─── DATA FOR PROCESSING ───

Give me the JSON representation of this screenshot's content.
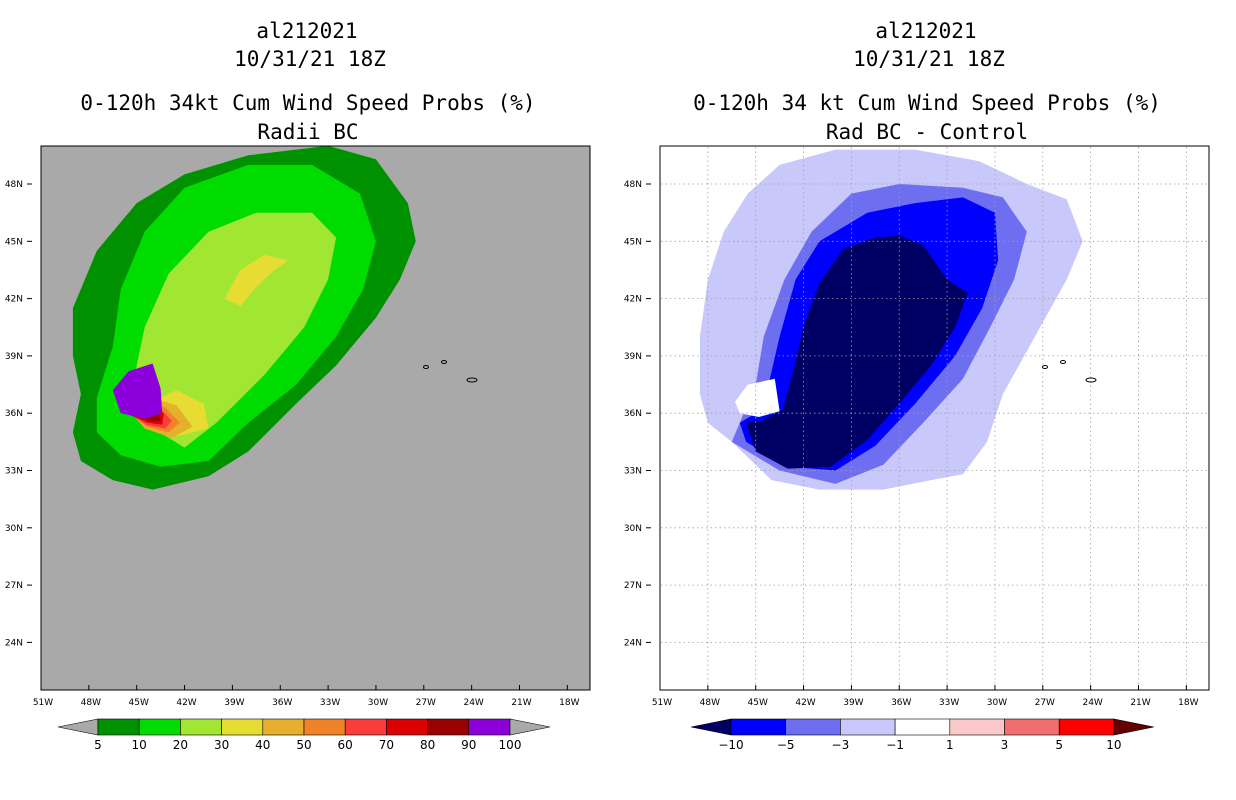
{
  "chart_data": [
    {
      "type": "heatmap",
      "storm_id": "al212021",
      "datetime": "10/31/21 18Z",
      "title": "0-120h 34kt Cum Wind Speed Probs (%)",
      "subtitle": "Radii BC",
      "x_ticks": [
        "51W",
        "48W",
        "45W",
        "42W",
        "39W",
        "36W",
        "33W",
        "30W",
        "27W",
        "24W",
        "21W",
        "18W"
      ],
      "y_ticks": [
        "48N",
        "45N",
        "42N",
        "39N",
        "36N",
        "33N",
        "30N",
        "27N",
        "24N"
      ],
      "x_range": [
        -52.5,
        -18
      ],
      "y_range": [
        21.5,
        49.5
      ],
      "background": "#a9a9a9",
      "colorbar": {
        "labels": [
          "5",
          "10",
          "20",
          "30",
          "40",
          "50",
          "60",
          "70",
          "80",
          "90",
          "100"
        ],
        "colors": [
          "#009100",
          "#00dc00",
          "#a0e632",
          "#e6dc32",
          "#e6af2d",
          "#f08228",
          "#fa3c3c",
          "#dc0000",
          "#9b0000",
          "#8c00dc"
        ],
        "under_color": "#a9a9a9",
        "over_color": "#a9a9a9"
      },
      "levels": [
        {
          "min": 5,
          "color": "#009100",
          "outline": [
            [
              -48.5,
              37
            ],
            [
              -49,
              35
            ],
            [
              -48.5,
              33.5
            ],
            [
              -46.5,
              32.5
            ],
            [
              -44,
              32
            ],
            [
              -40.5,
              32.7
            ],
            [
              -38,
              34
            ],
            [
              -35,
              36.5
            ],
            [
              -32.5,
              38.5
            ],
            [
              -30,
              41
            ],
            [
              -28.5,
              43
            ],
            [
              -27.5,
              45
            ],
            [
              -28,
              47
            ],
            [
              -30,
              49.3
            ],
            [
              -33,
              50
            ],
            [
              -38,
              49.5
            ],
            [
              -42,
              48.5
            ],
            [
              -45,
              47
            ],
            [
              -47.5,
              44.5
            ],
            [
              -49,
              41.5
            ],
            [
              -49,
              39
            ]
          ]
        },
        {
          "min": 10,
          "color": "#00dc00",
          "outline": [
            [
              -47.5,
              36.8
            ],
            [
              -47.5,
              35
            ],
            [
              -46,
              33.8
            ],
            [
              -43.5,
              33.2
            ],
            [
              -40.5,
              33.5
            ],
            [
              -38,
              35.5
            ],
            [
              -35,
              37.5
            ],
            [
              -32.5,
              40
            ],
            [
              -30.8,
              42.5
            ],
            [
              -30,
              45
            ],
            [
              -31,
              47.5
            ],
            [
              -34,
              49
            ],
            [
              -38,
              49
            ],
            [
              -42,
              47.8
            ],
            [
              -44.5,
              45.5
            ],
            [
              -46,
              42.5
            ],
            [
              -46.5,
              39.5
            ]
          ]
        },
        {
          "min": 20,
          "color": "#a0e632",
          "outline": [
            [
              -45.5,
              36
            ],
            [
              -42,
              34.2
            ],
            [
              -40,
              35.5
            ],
            [
              -37,
              38
            ],
            [
              -34.5,
              40.5
            ],
            [
              -33,
              43
            ],
            [
              -32.5,
              45.2
            ],
            [
              -34,
              46.5
            ],
            [
              -37.5,
              46.5
            ],
            [
              -40.5,
              45.5
            ],
            [
              -43,
              43.3
            ],
            [
              -44.5,
              40.5
            ],
            [
              -45,
              38.5
            ]
          ]
        },
        {
          "min": 30,
          "color": "#e6dc32",
          "outline": [
            [
              -44.3,
              36.5
            ],
            [
              -42.5,
              34.8
            ],
            [
              -40.5,
              35.2
            ],
            [
              -40.8,
              36.5
            ],
            [
              -42.5,
              37.2
            ]
          ]
        },
        {
          "min": 30,
          "color": "#e6dc32",
          "outline": [
            [
              -39.5,
              42
            ],
            [
              -38.5,
              43.5
            ],
            [
              -37,
              44.3
            ],
            [
              -35.5,
              44
            ],
            [
              -36.5,
              43.4
            ],
            [
              -37.5,
              42.6
            ],
            [
              -38.5,
              41.6
            ]
          ]
        },
        {
          "min": 40,
          "color": "#e6af2d",
          "outline": [
            [
              -45.5,
              36.2
            ],
            [
              -44.5,
              35.2
            ],
            [
              -42.8,
              34.7
            ],
            [
              -41.5,
              35.3
            ],
            [
              -42.5,
              36.4
            ],
            [
              -44,
              36.8
            ]
          ]
        },
        {
          "min": 50,
          "color": "#f08228",
          "outline": [
            [
              -45.5,
              36.1
            ],
            [
              -44.4,
              35.3
            ],
            [
              -43,
              35
            ],
            [
              -42.3,
              35.5
            ],
            [
              -43.2,
              36.3
            ],
            [
              -44.5,
              36.6
            ]
          ]
        },
        {
          "min": 60,
          "color": "#fa3c3c",
          "outline": [
            [
              -45.5,
              36
            ],
            [
              -44.4,
              35.4
            ],
            [
              -43.2,
              35.2
            ],
            [
              -42.8,
              35.6
            ],
            [
              -43.6,
              36.3
            ],
            [
              -44.8,
              36.5
            ]
          ]
        },
        {
          "min": 70,
          "color": "#dc0000",
          "outline": [
            [
              -45.4,
              35.9
            ],
            [
              -44.3,
              35.5
            ],
            [
              -43.4,
              35.4
            ],
            [
              -43.3,
              36
            ],
            [
              -44.3,
              36.4
            ]
          ]
        },
        {
          "min": 90,
          "color": "#9b0000",
          "outline": [
            [
              -45.5,
              36
            ],
            [
              -44.2,
              35.6
            ],
            [
              -43.5,
              35.6
            ],
            [
              -43.6,
              36.3
            ],
            [
              -44.8,
              36.5
            ]
          ]
        },
        {
          "min": 100,
          "color": "#8c00dc",
          "outline": [
            [
              -46.5,
              37.2
            ],
            [
              -45.5,
              38.2
            ],
            [
              -44,
              38.6
            ],
            [
              -43.5,
              37.3
            ],
            [
              -43.4,
              36
            ],
            [
              -44.5,
              35.7
            ],
            [
              -46,
              36
            ]
          ]
        }
      ]
    },
    {
      "type": "heatmap",
      "storm_id": "al212021",
      "datetime": "10/31/21 18Z",
      "title": "0-120h 34 kt Cum Wind Speed Probs (%)",
      "subtitle": "Rad BC - Control",
      "x_ticks": [
        "51W",
        "48W",
        "45W",
        "42W",
        "39W",
        "36W",
        "33W",
        "30W",
        "27W",
        "24W",
        "21W",
        "18W"
      ],
      "y_ticks": [
        "48N",
        "45N",
        "42N",
        "39N",
        "36N",
        "33N",
        "30N",
        "27N",
        "24N"
      ],
      "x_range": [
        -52.5,
        -18
      ],
      "y_range": [
        21.5,
        49.5
      ],
      "background": "#ffffff",
      "colorbar": {
        "labels": [
          "-10",
          "-5",
          "-3",
          "-1",
          "1",
          "3",
          "5",
          "10"
        ],
        "colors": [
          "#0000ff",
          "#6e6ef0",
          "#c8c8fa",
          "#ffffff",
          "#fac8c8",
          "#f06e6e",
          "#ff0000"
        ],
        "under_color": "#000064",
        "over_color": "#640000"
      },
      "levels": [
        {
          "max": -1,
          "color": "#c8c8fa",
          "outline": [
            [
              -46.5,
              34.5
            ],
            [
              -48,
              35.5
            ],
            [
              -48.5,
              37
            ],
            [
              -48.5,
              40
            ],
            [
              -48,
              43
            ],
            [
              -47,
              45.5
            ],
            [
              -45.5,
              47.5
            ],
            [
              -43.5,
              49
            ],
            [
              -40,
              49.8
            ],
            [
              -35,
              49.8
            ],
            [
              -31,
              49.2
            ],
            [
              -28,
              48
            ],
            [
              -25.5,
              47.2
            ],
            [
              -24.5,
              45
            ],
            [
              -25.5,
              43
            ],
            [
              -27.5,
              40
            ],
            [
              -29.5,
              37
            ],
            [
              -30.5,
              34.5
            ],
            [
              -32,
              32.8
            ],
            [
              -34,
              32.5
            ],
            [
              -37,
              32
            ],
            [
              -41,
              32
            ],
            [
              -44,
              32.5
            ]
          ]
        },
        {
          "max": -3,
          "color": "#6e6ef0",
          "outline": [
            [
              -46,
              35.5
            ],
            [
              -46.5,
              34.5
            ],
            [
              -43.5,
              33
            ],
            [
              -40,
              32.3
            ],
            [
              -37,
              33.3
            ],
            [
              -34.5,
              35.5
            ],
            [
              -32,
              37.8
            ],
            [
              -30.3,
              40.5
            ],
            [
              -28.8,
              43
            ],
            [
              -28,
              45.5
            ],
            [
              -29.5,
              47.3
            ],
            [
              -32,
              47.8
            ],
            [
              -36,
              48
            ],
            [
              -39,
              47.5
            ],
            [
              -41.5,
              45.5
            ],
            [
              -43.2,
              43
            ],
            [
              -44.5,
              40
            ],
            [
              -45,
              37.5
            ]
          ]
        },
        {
          "max": -5,
          "color": "#0000ff",
          "outline": [
            [
              -46,
              35.5
            ],
            [
              -45.6,
              34.5
            ],
            [
              -43,
              33.2
            ],
            [
              -40,
              33
            ],
            [
              -37.5,
              34.3
            ],
            [
              -35,
              36.5
            ],
            [
              -32.5,
              39
            ],
            [
              -30.8,
              41.5
            ],
            [
              -29.8,
              44
            ],
            [
              -30,
              46.5
            ],
            [
              -32,
              47.3
            ],
            [
              -35,
              47
            ],
            [
              -38,
              46.5
            ],
            [
              -41,
              45
            ],
            [
              -42.5,
              43
            ],
            [
              -43.5,
              40
            ],
            [
              -44.2,
              37.5
            ],
            [
              -45,
              36
            ]
          ]
        },
        {
          "max": -10,
          "color": "#000064",
          "outline": [
            [
              -45.6,
              35.5
            ],
            [
              -45,
              34
            ],
            [
              -43,
              33.1
            ],
            [
              -40.3,
              33.2
            ],
            [
              -38,
              34.6
            ],
            [
              -36,
              36.5
            ],
            [
              -34,
              38.5
            ],
            [
              -32.5,
              40.5
            ],
            [
              -31.7,
              42.3
            ],
            [
              -33,
              43
            ],
            [
              -34.5,
              44.8
            ],
            [
              -36,
              45.3
            ],
            [
              -37.5,
              45.2
            ],
            [
              -39.5,
              44.6
            ],
            [
              -41,
              42.8
            ],
            [
              -42,
              40.5
            ],
            [
              -42.7,
              38
            ],
            [
              -43.3,
              36.2
            ],
            [
              -44.6,
              35.6
            ]
          ]
        },
        {
          "max": 0,
          "color": "#ffffff",
          "outline": [
            [
              -46.3,
              36.6
            ],
            [
              -45.5,
              37.5
            ],
            [
              -43.8,
              37.8
            ],
            [
              -43.5,
              36.1
            ],
            [
              -44.8,
              35.8
            ],
            [
              -46,
              36
            ]
          ]
        }
      ]
    }
  ]
}
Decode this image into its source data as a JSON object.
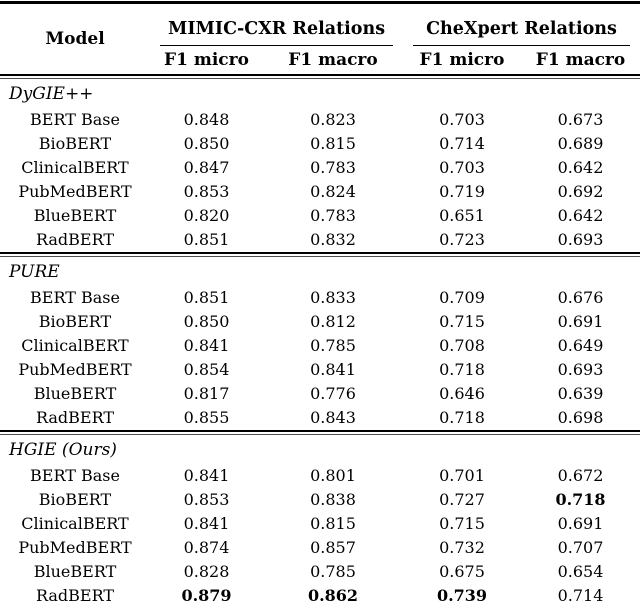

───

SHORT PROBLEM
Only the number is wanted: how many lines of the data contain the word "Wind"?

SOLUTION TO THE PROBLEM
2